(Figure record listings)
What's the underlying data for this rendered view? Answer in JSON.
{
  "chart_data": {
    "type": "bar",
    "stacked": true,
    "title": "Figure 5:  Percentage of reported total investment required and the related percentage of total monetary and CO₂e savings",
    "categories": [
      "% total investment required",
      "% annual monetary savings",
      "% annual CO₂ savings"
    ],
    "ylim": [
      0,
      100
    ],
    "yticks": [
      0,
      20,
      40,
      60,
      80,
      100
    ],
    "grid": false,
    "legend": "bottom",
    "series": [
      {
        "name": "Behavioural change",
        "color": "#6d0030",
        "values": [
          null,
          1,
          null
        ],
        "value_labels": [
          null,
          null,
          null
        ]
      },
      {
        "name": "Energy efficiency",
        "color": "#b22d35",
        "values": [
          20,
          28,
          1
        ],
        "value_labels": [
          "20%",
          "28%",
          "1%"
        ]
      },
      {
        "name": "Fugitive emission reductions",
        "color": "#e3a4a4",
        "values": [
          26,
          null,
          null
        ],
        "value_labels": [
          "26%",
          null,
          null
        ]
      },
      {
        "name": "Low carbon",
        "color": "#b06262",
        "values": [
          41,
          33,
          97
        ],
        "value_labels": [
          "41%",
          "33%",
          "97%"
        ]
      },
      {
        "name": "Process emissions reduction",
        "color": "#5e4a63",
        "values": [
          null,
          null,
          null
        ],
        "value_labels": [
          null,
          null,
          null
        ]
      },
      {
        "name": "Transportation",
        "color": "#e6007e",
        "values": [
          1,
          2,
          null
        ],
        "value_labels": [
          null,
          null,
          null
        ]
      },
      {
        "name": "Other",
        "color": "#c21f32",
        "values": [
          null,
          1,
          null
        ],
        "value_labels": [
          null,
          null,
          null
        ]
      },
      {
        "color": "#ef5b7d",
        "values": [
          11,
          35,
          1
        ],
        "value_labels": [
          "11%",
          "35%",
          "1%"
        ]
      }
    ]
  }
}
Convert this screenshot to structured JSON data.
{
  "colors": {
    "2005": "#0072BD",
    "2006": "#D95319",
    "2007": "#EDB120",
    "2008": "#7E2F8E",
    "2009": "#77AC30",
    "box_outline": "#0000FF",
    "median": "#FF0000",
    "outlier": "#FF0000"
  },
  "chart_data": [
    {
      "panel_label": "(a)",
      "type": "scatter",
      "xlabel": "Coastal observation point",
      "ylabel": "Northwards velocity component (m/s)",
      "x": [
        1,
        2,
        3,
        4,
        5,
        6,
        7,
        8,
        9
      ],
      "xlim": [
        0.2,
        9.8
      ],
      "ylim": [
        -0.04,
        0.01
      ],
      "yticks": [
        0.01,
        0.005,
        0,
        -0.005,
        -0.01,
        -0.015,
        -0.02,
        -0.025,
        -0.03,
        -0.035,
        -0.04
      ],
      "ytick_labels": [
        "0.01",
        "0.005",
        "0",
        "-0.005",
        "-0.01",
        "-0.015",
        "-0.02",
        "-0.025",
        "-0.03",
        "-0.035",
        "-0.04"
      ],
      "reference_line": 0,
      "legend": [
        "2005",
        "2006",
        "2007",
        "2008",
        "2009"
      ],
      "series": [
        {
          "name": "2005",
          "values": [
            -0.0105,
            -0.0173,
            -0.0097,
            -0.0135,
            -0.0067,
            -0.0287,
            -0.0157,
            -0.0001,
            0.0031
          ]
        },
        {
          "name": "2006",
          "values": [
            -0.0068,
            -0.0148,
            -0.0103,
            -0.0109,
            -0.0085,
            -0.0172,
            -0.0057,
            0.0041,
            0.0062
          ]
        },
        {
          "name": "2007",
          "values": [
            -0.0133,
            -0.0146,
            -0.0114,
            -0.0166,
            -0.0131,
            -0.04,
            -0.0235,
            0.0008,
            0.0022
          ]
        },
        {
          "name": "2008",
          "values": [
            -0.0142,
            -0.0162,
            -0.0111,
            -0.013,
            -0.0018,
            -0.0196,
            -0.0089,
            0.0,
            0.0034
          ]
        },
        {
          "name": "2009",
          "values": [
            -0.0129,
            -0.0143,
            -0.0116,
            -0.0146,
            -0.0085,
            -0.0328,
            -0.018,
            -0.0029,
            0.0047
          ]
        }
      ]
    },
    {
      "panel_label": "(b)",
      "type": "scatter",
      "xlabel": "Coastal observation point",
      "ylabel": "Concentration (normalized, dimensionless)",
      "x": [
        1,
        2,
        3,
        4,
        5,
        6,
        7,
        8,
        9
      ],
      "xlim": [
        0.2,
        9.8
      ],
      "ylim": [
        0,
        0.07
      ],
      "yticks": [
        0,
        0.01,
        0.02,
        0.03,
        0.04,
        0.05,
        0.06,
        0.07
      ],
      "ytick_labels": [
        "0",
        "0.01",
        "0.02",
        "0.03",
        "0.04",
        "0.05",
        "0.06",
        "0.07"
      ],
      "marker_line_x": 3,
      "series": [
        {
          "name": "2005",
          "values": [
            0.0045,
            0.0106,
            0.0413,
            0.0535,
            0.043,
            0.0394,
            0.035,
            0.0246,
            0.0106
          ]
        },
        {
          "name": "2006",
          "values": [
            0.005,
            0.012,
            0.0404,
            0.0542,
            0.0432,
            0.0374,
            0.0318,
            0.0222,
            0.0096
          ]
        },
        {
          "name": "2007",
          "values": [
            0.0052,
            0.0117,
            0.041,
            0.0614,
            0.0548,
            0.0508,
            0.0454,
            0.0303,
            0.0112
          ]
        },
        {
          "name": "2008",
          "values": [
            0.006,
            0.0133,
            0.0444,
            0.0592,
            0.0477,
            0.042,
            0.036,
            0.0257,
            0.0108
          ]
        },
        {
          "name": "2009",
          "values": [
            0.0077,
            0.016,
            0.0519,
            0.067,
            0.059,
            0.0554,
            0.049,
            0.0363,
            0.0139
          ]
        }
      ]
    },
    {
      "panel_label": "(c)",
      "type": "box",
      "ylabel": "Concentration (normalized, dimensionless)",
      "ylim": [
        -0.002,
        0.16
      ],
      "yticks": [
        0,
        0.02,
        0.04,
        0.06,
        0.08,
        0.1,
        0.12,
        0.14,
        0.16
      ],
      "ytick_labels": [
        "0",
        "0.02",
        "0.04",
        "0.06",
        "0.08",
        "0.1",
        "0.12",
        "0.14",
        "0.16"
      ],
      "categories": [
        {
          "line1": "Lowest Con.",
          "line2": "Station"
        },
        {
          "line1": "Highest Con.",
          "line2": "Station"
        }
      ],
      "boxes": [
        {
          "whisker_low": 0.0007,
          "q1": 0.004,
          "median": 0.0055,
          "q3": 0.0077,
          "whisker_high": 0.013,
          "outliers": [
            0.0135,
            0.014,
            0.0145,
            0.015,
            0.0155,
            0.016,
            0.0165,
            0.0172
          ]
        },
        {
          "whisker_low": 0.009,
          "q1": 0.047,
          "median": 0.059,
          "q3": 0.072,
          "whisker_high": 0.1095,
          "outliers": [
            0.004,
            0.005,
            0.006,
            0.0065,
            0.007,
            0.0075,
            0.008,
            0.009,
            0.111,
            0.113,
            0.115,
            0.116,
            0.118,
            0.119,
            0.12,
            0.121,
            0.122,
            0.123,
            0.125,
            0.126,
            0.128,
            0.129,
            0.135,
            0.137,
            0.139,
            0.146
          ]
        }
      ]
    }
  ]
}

### Written request
Copy all the entries verbatim.

### Task answer
What's the underlying data for this rendered view? Answer in JSON.
{
  "chart_data": {
    "type": "bar",
    "stacked": true,
    "title": "Figure 5:  Percentage of reported total investment required and the related percentage of total monetary and CO₂e savings",
    "categories": [
      "% total investment required",
      "% annual monetary savings",
      "% annual CO₂ savings"
    ],
    "ylim": [
      0,
      100
    ],
    "yticks": [
      0,
      20,
      40,
      60,
      80,
      100
    ],
    "grid": false,
    "legend": "bottom",
    "series": [
      {
        "name": "Behavioural change",
        "color": "#6d0030",
        "values": [
          null,
          1,
          null
        ],
        "value_labels": [
          null,
          null,
          null
        ]
      },
      {
        "name": "Energy efficiency",
        "color": "#b22d35",
        "values": [
          20,
          28,
          1
        ],
        "value_labels": [
          "20%",
          "28%",
          "1%"
        ]
      },
      {
        "name": "Fugitive emission reductions",
        "color": "#e3a4a4",
        "values": [
          26,
          null,
          null
        ],
        "value_labels": [
          "26%",
          null,
          null
        ]
      },
      {
        "name": "Low carbon",
        "color": "#b06262",
        "values": [
          41,
          33,
          97
        ],
        "value_labels": [
          "41%",
          "33%",
          "97%"
        ]
      },
      {
        "name": "Process emissions reduction",
        "color": "#5e4a63",
        "values": [
          null,
          null,
          null
        ],
        "value_labels": [
          null,
          null,
          null
        ]
      },
      {
        "name": "Transportation",
        "color": "#e6007e",
        "values": [
          1,
          2,
          null
        ],
        "value_labels": [
          null,
          null,
          null
        ]
      },
      {
        "name": "Other",
        "color": "#c21f32",
        "values": [
          null,
          1,
          null
        ],
        "value_labels": [
          null,
          null,
          null
        ]
      },
      {
        "color": "#ef5b7d",
        "values": [
          11,
          35,
          1
        ],
        "value_labels": [
          "11%",
          "35%",
          "1%"
        ]
      }
    ]
  }
}
Convert this screenshot to structured JSON data.
{
  "colors": {
    "2005": "#0072BD",
    "2006": "#D95319",
    "2007": "#EDB120",
    "2008": "#7E2F8E",
    "2009": "#77AC30",
    "box_outline": "#0000FF",
    "median": "#FF0000",
    "outlier": "#FF0000"
  },
  "chart_data": [
    {
      "panel_label": "(a)",
      "type": "scatter",
      "xlabel": "Coastal observation point",
      "ylabel": "Northwards velocity component (m/s)",
      "x": [
        1,
        2,
        3,
        4,
        5,
        6,
        7,
        8,
        9
      ],
      "xlim": [
        0.2,
        9.8
      ],
      "ylim": [
        -0.04,
        0.01
      ],
      "yticks": [
        0.01,
        0.005,
        0,
        -0.005,
        -0.01,
        -0.015,
        -0.02,
        -0.025,
        -0.03,
        -0.035,
        -0.04
      ],
      "ytick_labels": [
        "0.01",
        "0.005",
        "0",
        "-0.005",
        "-0.01",
        "-0.015",
        "-0.02",
        "-0.025",
        "-0.03",
        "-0.035",
        "-0.04"
      ],
      "reference_line": 0,
      "legend": [
        "2005",
        "2006",
        "2007",
        "2008",
        "2009"
      ],
      "series": [
        {
          "name": "2005",
          "values": [
            -0.0105,
            -0.0173,
            -0.0097,
            -0.0135,
            -0.0067,
            -0.0287,
            -0.0157,
            -0.0001,
            0.0031
          ]
        },
        {
          "name": "2006",
          "values": [
            -0.0068,
            -0.0148,
            -0.0103,
            -0.0109,
            -0.0085,
            -0.0172,
            -0.0057,
            0.0041,
            0.0062
          ]
        },
        {
          "name": "2007",
          "values": [
            -0.0133,
            -0.0146,
            -0.0114,
            -0.0166,
            -0.0131,
            -0.04,
            -0.0235,
            0.0008,
            0.0022
          ]
        },
        {
          "name": "2008",
          "values": [
            -0.0142,
            -0.0162,
            -0.0111,
            -0.013,
            -0.0018,
            -0.0196,
            -0.0089,
            0.0,
            0.0034
          ]
        },
        {
          "name": "2009",
          "values": [
            -0.0129,
            -0.0143,
            -0.0116,
            -0.0146,
            -0.0085,
            -0.0328,
            -0.018,
            -0.0029,
            0.0047
          ]
        }
      ]
    },
    {
      "panel_label": "(b)",
      "type": "scatter",
      "xlabel": "Coastal observation point",
      "ylabel": "Concentration (normalized, dimensionless)",
      "x": [
        1,
        2,
        3,
        4,
        5,
        6,
        7,
        8,
        9
      ],
      "xlim": [
        0.2,
        9.8
      ],
      "ylim": [
        0,
        0.07
      ],
      "yticks": [
        0,
        0.01,
        0.02,
        0.03,
        0.04,
        0.05,
        0.06,
        0.07
      ],
      "ytick_labels": [
        "0",
        "0.01",
        "0.02",
        "0.03",
        "0.04",
        "0.05",
        "0.06",
        "0.07"
      ],
      "marker_line_x": 3,
      "series": [
        {
          "name": "2005",
          "values": [
            0.0045,
            0.0106,
            0.0413,
            0.0535,
            0.043,
            0.0394,
            0.035,
            0.0246,
            0.0106
          ]
        },
        {
          "name": "2006",
          "values": [
            0.005,
            0.012,
            0.0404,
            0.0542,
            0.0432,
            0.0374,
            0.0318,
            0.0222,
            0.0096
          ]
        },
        {
          "name": "2007",
          "values": [
            0.0052,
            0.0117,
            0.041,
            0.0614,
            0.0548,
            0.0508,
            0.0454,
            0.0303,
            0.0112
          ]
        },
        {
          "name": "2008",
          "values": [
            0.006,
            0.0133,
            0.0444,
            0.0592,
            0.0477,
            0.042,
            0.036,
            0.0257,
            0.0108
          ]
        },
        {
          "name": "2009",
          "values": [
            0.0077,
            0.016,
            0.0519,
            0.067,
            0.059,
            0.0554,
            0.049,
            0.0363,
            0.0139
          ]
        }
      ]
    },
    {
      "panel_label": "(c)",
      "type": "box",
      "ylabel": "Concentration (normalized, dimensionless)",
      "ylim": [
        -0.002,
        0.16
      ],
      "yticks": [
        0,
        0.02,
        0.04,
        0.06,
        0.08,
        0.1,
        0.12,
        0.14,
        0.16
      ],
      "ytick_labels": [
        "0",
        "0.02",
        "0.04",
        "0.06",
        "0.08",
        "0.1",
        "0.12",
        "0.14",
        "0.16"
      ],
      "categories": [
        {
          "line1": "Lowest Con.",
          "line2": "Station"
        },
        {
          "line1": "Highest Con.",
          "line2": "Station"
        }
      ],
      "boxes": [
        {
          "whisker_low": 0.0007,
          "q1": 0.004,
          "median": 0.0055,
          "q3": 0.0077,
          "whisker_high": 0.013,
          "outliers": [
            0.0135,
            0.014,
            0.0145,
            0.015,
            0.0155,
            0.016,
            0.0165,
            0.0172
          ]
        },
        {
          "whisker_low": 0.009,
          "q1": 0.047,
          "median": 0.059,
          "q3": 0.072,
          "whisker_high": 0.1095,
          "outliers": [
            0.004,
            0.005,
            0.006,
            0.0065,
            0.007,
            0.0075,
            0.008,
            0.009,
            0.111,
            0.113,
            0.115,
            0.116,
            0.118,
            0.119,
            0.12,
            0.121,
            0.122,
            0.123,
            0.125,
            0.126,
            0.128,
            0.129,
            0.135,
            0.137,
            0.139,
            0.146
          ]
        }
      ]
    }
  ]
}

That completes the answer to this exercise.